+++ Input data

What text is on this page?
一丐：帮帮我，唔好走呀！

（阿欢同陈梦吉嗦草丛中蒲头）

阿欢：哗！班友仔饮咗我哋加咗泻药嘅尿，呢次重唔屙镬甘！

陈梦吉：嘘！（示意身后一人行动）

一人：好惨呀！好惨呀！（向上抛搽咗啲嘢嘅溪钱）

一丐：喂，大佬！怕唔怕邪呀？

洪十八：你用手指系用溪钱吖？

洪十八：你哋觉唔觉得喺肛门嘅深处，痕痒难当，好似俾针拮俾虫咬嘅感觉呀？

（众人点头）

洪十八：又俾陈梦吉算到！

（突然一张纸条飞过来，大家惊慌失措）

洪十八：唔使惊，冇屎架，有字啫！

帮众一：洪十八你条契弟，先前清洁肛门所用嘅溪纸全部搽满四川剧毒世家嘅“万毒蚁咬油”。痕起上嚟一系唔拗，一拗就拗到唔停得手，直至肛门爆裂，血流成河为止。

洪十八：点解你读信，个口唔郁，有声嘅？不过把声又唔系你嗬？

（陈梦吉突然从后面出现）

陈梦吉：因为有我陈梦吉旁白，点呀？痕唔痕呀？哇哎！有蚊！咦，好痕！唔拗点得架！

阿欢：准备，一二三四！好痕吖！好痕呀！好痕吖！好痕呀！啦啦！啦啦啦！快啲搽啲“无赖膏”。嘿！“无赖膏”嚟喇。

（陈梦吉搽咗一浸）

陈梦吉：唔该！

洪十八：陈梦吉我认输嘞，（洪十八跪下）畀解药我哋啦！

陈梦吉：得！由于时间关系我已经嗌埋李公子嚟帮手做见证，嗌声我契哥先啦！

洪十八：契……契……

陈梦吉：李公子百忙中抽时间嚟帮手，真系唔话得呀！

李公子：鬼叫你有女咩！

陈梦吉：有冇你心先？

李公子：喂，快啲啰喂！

++++++
+++ Input data

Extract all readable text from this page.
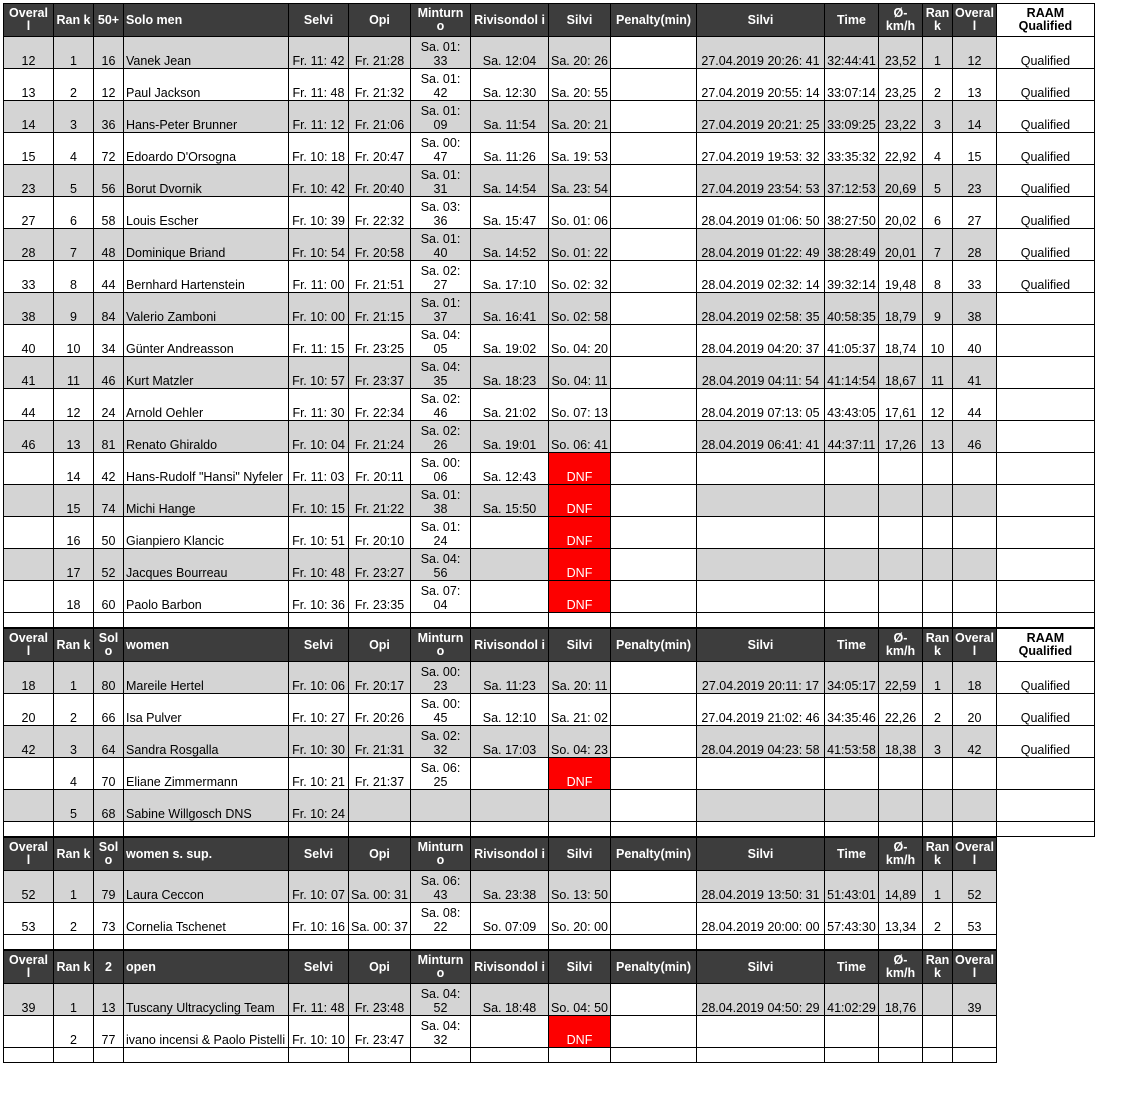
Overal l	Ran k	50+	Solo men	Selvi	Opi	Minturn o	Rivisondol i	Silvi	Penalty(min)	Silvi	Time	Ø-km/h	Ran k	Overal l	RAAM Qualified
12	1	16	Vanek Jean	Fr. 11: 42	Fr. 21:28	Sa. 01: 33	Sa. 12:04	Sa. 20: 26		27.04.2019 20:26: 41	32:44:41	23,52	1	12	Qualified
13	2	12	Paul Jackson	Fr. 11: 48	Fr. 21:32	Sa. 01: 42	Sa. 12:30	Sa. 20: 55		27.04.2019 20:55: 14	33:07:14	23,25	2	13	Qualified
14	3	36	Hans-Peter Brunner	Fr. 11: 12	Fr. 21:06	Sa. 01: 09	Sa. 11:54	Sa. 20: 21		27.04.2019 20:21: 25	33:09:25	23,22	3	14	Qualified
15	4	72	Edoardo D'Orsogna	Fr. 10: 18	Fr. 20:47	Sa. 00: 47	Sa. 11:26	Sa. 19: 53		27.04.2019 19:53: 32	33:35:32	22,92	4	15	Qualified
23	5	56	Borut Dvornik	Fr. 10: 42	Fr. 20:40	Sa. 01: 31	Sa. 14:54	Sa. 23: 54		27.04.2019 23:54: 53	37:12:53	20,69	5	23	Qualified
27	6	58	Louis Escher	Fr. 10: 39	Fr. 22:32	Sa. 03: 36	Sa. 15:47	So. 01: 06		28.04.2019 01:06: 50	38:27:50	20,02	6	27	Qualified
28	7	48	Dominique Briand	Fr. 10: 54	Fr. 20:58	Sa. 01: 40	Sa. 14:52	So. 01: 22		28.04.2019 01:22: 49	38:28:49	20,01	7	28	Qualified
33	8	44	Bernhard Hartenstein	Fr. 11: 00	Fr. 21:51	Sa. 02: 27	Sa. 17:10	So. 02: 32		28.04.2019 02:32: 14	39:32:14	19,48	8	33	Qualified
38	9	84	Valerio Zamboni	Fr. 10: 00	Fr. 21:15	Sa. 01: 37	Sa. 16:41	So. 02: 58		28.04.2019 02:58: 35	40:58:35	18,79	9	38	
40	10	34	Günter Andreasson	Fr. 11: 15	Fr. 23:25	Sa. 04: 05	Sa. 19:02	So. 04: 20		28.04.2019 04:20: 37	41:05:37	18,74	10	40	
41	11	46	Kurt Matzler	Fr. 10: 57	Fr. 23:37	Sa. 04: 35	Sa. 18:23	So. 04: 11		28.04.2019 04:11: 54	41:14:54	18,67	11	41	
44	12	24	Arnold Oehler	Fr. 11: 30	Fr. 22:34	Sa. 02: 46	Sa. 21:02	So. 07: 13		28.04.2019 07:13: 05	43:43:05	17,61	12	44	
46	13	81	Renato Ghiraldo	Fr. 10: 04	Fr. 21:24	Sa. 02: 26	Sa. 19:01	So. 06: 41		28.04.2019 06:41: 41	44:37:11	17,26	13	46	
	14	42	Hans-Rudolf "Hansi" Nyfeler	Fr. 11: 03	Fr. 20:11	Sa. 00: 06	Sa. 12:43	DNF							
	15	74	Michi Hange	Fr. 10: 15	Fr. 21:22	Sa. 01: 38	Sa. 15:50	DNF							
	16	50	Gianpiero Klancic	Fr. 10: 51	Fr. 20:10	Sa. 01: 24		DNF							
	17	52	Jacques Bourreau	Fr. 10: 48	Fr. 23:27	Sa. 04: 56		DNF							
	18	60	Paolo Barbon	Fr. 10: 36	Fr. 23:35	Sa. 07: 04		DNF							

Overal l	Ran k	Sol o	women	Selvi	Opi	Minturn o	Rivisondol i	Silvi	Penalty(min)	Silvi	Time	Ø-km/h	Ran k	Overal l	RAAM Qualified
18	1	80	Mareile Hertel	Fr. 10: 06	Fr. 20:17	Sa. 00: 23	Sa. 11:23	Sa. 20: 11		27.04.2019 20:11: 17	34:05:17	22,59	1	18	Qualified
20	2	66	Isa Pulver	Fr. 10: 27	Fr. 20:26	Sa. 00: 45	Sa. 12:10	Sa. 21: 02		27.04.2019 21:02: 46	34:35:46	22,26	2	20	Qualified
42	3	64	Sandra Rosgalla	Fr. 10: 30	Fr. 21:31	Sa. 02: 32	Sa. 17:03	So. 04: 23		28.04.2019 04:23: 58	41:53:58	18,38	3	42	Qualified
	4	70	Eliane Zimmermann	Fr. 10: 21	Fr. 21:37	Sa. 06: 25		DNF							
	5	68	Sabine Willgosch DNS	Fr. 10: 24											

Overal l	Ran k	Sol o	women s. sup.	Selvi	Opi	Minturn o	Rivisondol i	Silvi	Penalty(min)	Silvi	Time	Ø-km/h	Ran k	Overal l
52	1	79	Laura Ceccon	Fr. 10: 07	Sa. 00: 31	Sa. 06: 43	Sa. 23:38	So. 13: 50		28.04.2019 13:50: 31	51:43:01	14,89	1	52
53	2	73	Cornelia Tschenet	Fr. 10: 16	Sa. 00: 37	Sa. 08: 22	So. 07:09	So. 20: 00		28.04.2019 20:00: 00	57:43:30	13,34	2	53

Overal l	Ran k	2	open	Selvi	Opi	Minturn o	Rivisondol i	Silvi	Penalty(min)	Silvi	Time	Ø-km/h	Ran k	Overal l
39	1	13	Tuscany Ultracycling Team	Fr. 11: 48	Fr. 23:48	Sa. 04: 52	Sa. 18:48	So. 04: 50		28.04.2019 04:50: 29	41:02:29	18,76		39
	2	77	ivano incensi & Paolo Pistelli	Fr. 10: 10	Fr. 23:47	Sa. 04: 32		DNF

++++++

In the records above, how many lines contain the string "Overal"? State that number only.

4